- [DIRECTIONS FOR THIS TASK]: Repeat every record exactly, but keep images out of the copy.

-- Start --

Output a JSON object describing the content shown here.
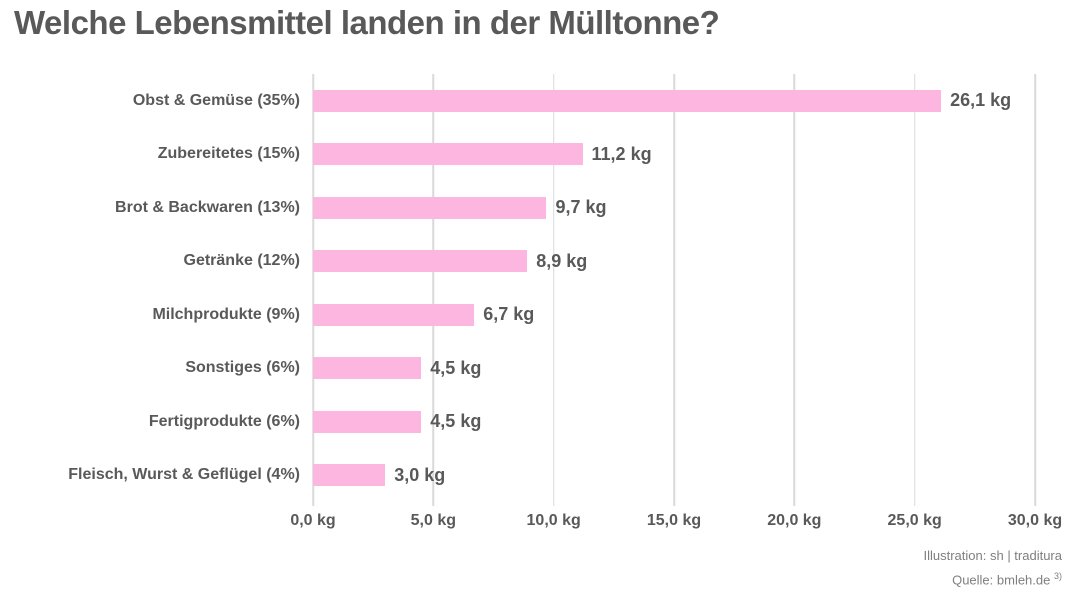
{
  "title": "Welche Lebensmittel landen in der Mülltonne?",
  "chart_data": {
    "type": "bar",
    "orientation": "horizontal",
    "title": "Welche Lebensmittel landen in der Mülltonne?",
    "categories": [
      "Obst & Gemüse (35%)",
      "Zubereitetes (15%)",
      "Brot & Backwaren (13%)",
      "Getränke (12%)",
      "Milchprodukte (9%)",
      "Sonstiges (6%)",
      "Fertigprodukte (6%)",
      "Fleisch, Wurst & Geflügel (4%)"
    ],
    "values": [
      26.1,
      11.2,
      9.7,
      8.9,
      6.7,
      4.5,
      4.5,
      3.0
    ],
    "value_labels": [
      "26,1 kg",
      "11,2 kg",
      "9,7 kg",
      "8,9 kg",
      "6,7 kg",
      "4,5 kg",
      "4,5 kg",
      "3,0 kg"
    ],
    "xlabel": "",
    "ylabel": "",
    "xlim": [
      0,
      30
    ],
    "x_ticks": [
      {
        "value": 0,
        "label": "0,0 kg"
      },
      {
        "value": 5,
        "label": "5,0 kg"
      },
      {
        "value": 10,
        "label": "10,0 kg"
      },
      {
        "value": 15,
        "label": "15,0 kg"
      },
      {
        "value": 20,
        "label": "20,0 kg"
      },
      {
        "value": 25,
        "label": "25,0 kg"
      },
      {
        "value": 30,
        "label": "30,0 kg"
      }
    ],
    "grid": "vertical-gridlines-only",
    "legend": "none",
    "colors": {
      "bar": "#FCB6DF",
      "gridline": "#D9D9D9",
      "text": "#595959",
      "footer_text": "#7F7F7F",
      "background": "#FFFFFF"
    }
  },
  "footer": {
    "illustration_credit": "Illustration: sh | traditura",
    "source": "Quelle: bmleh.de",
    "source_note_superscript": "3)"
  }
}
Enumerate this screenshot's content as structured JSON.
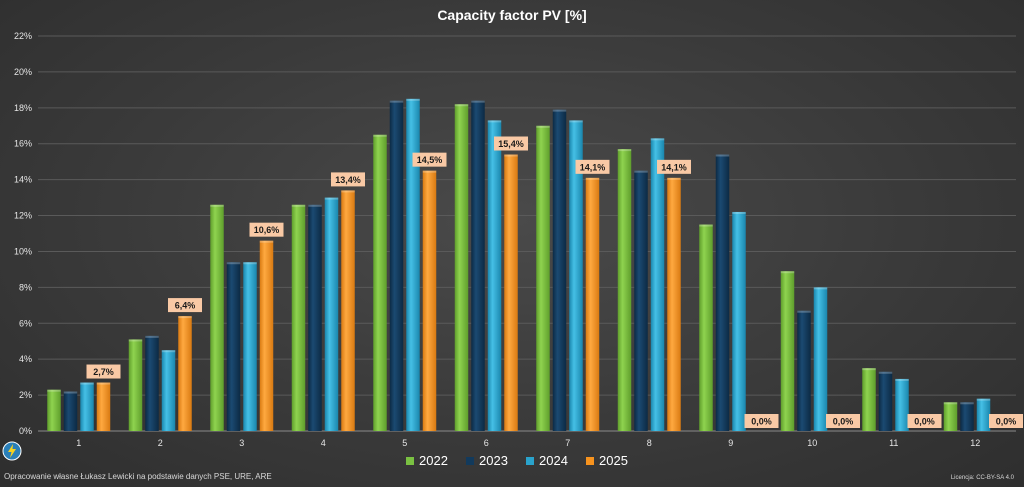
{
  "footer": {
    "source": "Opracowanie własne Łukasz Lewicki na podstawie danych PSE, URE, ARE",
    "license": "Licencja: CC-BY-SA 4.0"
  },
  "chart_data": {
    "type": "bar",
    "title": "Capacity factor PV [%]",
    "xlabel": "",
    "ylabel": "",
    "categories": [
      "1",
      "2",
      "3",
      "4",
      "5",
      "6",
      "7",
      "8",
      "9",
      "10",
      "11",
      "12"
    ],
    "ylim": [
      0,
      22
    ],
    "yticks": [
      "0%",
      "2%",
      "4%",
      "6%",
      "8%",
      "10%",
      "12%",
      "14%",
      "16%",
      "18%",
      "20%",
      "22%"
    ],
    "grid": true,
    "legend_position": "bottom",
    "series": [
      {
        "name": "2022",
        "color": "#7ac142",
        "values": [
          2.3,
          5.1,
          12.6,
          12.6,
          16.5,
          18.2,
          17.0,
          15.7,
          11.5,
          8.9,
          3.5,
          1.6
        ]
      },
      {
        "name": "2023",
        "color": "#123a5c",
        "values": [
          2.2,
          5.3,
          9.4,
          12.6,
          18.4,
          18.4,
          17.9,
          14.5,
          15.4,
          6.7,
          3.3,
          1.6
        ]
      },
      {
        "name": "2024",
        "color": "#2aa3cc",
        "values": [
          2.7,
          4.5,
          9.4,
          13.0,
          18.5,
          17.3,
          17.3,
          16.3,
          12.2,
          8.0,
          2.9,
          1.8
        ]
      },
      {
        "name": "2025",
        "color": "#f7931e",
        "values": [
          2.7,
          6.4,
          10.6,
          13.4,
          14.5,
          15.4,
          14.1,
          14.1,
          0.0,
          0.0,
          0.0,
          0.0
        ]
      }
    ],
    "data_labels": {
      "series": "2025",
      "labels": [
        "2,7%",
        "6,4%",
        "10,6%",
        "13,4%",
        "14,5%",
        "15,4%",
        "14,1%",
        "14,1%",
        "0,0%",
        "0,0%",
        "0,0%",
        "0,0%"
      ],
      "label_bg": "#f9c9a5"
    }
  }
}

-- End --

- [EXPECTED ANSWER]:
Output a JSON object describing the content shown here.
{
  "title": "Welche Lebensmittel landen in der Mülltonne?",
  "chart_data": {
    "type": "bar",
    "orientation": "horizontal",
    "title": "Welche Lebensmittel landen in der Mülltonne?",
    "categories": [
      "Obst & Gemüse (35%)",
      "Zubereitetes (15%)",
      "Brot & Backwaren (13%)",
      "Getränke (12%)",
      "Milchprodukte (9%)",
      "Sonstiges (6%)",
      "Fertigprodukte (6%)",
      "Fleisch, Wurst & Geflügel (4%)"
    ],
    "values": [
      26.1,
      11.2,
      9.7,
      8.9,
      6.7,
      4.5,
      4.5,
      3.0
    ],
    "value_labels": [
      "26,1 kg",
      "11,2 kg",
      "9,7 kg",
      "8,9 kg",
      "6,7 kg",
      "4,5 kg",
      "4,5 kg",
      "3,0 kg"
    ],
    "xlabel": "",
    "ylabel": "",
    "xlim": [
      0,
      30
    ],
    "x_ticks": [
      {
        "value": 0,
        "label": "0,0 kg"
      },
      {
        "value": 5,
        "label": "5,0 kg"
      },
      {
        "value": 10,
        "label": "10,0 kg"
      },
      {
        "value": 15,
        "label": "15,0 kg"
      },
      {
        "value": 20,
        "label": "20,0 kg"
      },
      {
        "value": 25,
        "label": "25,0 kg"
      },
      {
        "value": 30,
        "label": "30,0 kg"
      }
    ],
    "grid": "vertical-gridlines-only",
    "legend": "none",
    "colors": {
      "bar": "#FCB6DF",
      "gridline": "#D9D9D9",
      "text": "#595959",
      "footer_text": "#7F7F7F",
      "background": "#FFFFFF"
    }
  },
  "footer": {
    "illustration_credit": "Illustration: sh | traditura",
    "source": "Quelle: bmleh.de",
    "source_note_superscript": "3)"
  }
}
Enumerate this screenshot's content as structured JSON.
{
  "footer": {
    "source": "Opracowanie własne Łukasz Lewicki na podstawie danych PSE, URE, ARE",
    "license": "Licencja: CC-BY-SA 4.0"
  },
  "chart_data": {
    "type": "bar",
    "title": "Capacity factor PV [%]",
    "xlabel": "",
    "ylabel": "",
    "categories": [
      "1",
      "2",
      "3",
      "4",
      "5",
      "6",
      "7",
      "8",
      "9",
      "10",
      "11",
      "12"
    ],
    "ylim": [
      0,
      22
    ],
    "yticks": [
      "0%",
      "2%",
      "4%",
      "6%",
      "8%",
      "10%",
      "12%",
      "14%",
      "16%",
      "18%",
      "20%",
      "22%"
    ],
    "grid": true,
    "legend_position": "bottom",
    "series": [
      {
        "name": "2022",
        "color": "#7ac142",
        "values": [
          2.3,
          5.1,
          12.6,
          12.6,
          16.5,
          18.2,
          17.0,
          15.7,
          11.5,
          8.9,
          3.5,
          1.6
        ]
      },
      {
        "name": "2023",
        "color": "#123a5c",
        "values": [
          2.2,
          5.3,
          9.4,
          12.6,
          18.4,
          18.4,
          17.9,
          14.5,
          15.4,
          6.7,
          3.3,
          1.6
        ]
      },
      {
        "name": "2024",
        "color": "#2aa3cc",
        "values": [
          2.7,
          4.5,
          9.4,
          13.0,
          18.5,
          17.3,
          17.3,
          16.3,
          12.2,
          8.0,
          2.9,
          1.8
        ]
      },
      {
        "name": "2025",
        "color": "#f7931e",
        "values": [
          2.7,
          6.4,
          10.6,
          13.4,
          14.5,
          15.4,
          14.1,
          14.1,
          0.0,
          0.0,
          0.0,
          0.0
        ]
      }
    ],
    "data_labels": {
      "series": "2025",
      "labels": [
        "2,7%",
        "6,4%",
        "10,6%",
        "13,4%",
        "14,5%",
        "15,4%",
        "14,1%",
        "14,1%",
        "0,0%",
        "0,0%",
        "0,0%",
        "0,0%"
      ],
      "label_bg": "#f9c9a5"
    }
  }
}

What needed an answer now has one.